* Set task
Give every line again exactly as it appears, please, but not the pictures.

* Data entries
——

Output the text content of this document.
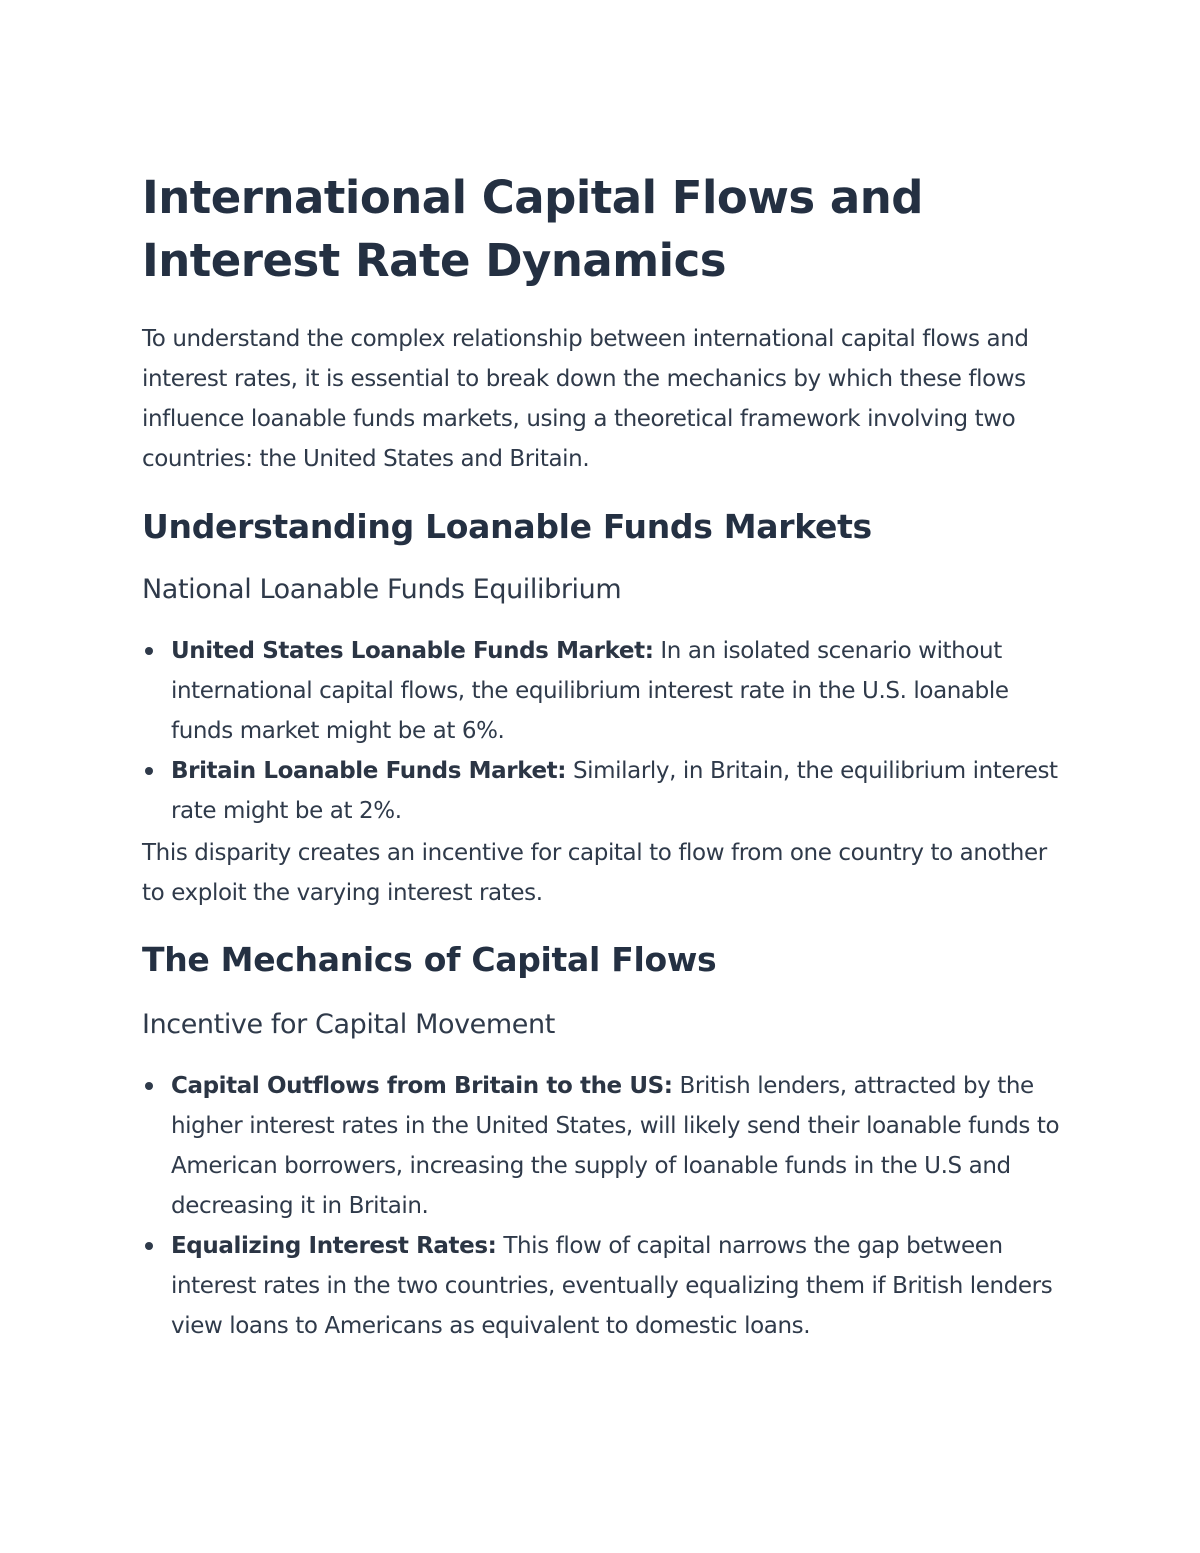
International Capital Flows and Interest Rate Dynamics

To understand the complex relationship between international capital flows and interest rates, it is essential to break down the mechanics by which these flows influence loanable funds markets, using a theoretical framework involving two countries: the United States and Britain.

Understanding Loanable Funds Markets
National Loanable Funds Equilibrium
United States Loanable Funds Market: In an isolated scenario without international capital flows, the equilibrium interest rate in the U.S. loanable funds market might be at 6%.
Britain Loanable Funds Market: Similarly, in Britain, the equilibrium interest rate might be at 2%.

This disparity creates an incentive for capital to flow from one country to another to exploit the varying interest rates.

The Mechanics of Capital Flows
Incentive for Capital Movement
Capital Outflows from Britain to the US: British lenders, attracted by the higher interest rates in the United States, will likely send their loanable funds to American borrowers, increasing the supply of loanable funds in the U.S and decreasing it in Britain.
Equalizing Interest Rates: This flow of capital narrows the gap between interest rates in the two countries, eventually equalizing them if British lenders view loans to Americans as equivalent to domestic loans.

——

* Solution
Output the text content of this document.
International Capital Flows and Interest Rate Dynamics

To understand the complex relationship between international capital flows and interest rates, it is essential to break down the mechanics by which these flows influence loanable funds markets, using a theoretical framework involving two countries: the United States and Britain.

Understanding Loanable Funds Markets
National Loanable Funds Equilibrium
United States Loanable Funds Market: In an isolated scenario without international capital flows, the equilibrium interest rate in the U.S. loanable funds market might be at 6%.
Britain Loanable Funds Market: Similarly, in Britain, the equilibrium interest rate might be at 2%.

This disparity creates an incentive for capital to flow from one country to another to exploit the varying interest rates.

The Mechanics of Capital Flows
Incentive for Capital Movement
Capital Outflows from Britain to the US: British lenders, attracted by the higher interest rates in the United States, will likely send their loanable funds to American borrowers, increasing the supply of loanable funds in the U.S and decreasing it in Britain.
Equalizing Interest Rates: This flow of capital narrows the gap between interest rates in the two countries, eventually equalizing them if British lenders view loans to Americans as equivalent to domestic loans.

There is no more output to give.